### Exercise
Extract each line where the string "محمد" shows up.

Data records:
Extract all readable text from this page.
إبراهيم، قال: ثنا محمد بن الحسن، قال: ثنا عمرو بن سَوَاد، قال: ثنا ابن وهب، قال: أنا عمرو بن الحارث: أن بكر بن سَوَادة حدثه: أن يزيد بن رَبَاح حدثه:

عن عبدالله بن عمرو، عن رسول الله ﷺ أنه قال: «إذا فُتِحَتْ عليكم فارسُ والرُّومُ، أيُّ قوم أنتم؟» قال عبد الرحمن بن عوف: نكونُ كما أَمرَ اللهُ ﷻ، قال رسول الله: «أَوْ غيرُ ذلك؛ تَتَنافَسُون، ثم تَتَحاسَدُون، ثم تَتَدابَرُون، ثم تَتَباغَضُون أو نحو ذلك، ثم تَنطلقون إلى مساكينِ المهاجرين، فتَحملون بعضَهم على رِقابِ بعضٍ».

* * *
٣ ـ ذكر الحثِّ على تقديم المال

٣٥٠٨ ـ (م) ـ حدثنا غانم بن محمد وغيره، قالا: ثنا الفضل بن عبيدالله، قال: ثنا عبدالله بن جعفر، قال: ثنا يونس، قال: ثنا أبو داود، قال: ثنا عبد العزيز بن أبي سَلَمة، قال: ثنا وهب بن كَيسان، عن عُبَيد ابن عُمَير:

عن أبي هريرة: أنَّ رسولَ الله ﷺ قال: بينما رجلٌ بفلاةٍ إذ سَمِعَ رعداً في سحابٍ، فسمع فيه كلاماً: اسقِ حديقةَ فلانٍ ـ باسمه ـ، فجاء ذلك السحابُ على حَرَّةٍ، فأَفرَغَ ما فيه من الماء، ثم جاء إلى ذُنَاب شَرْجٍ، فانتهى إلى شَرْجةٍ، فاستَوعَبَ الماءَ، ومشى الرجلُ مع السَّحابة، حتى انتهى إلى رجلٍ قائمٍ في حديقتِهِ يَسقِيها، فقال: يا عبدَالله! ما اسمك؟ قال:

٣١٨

### The completed task
إبراهيم، قال: ثنا محمد بن الحسن، قال: ثنا عمرو بن سَوَاد، قال: ثنا ابن وهب، قال: أنا عمرو بن الحارث: أن بكر بن سَوَادة حدثه: أن يزيد بن رَبَاح حدثه:
٣٥٠٨ ـ (م) ـ حدثنا غانم بن محمد وغيره، قالا: ثنا الفضل بن عبيدالله، قال: ثنا عبدالله بن جعفر، قال: ثنا يونس، قال: ثنا أبو داود، قال: ثنا عبد العزيز بن أبي سَلَمة، قال: ثنا وهب بن كَيسان، عن عُبَيد ابن عُمَير:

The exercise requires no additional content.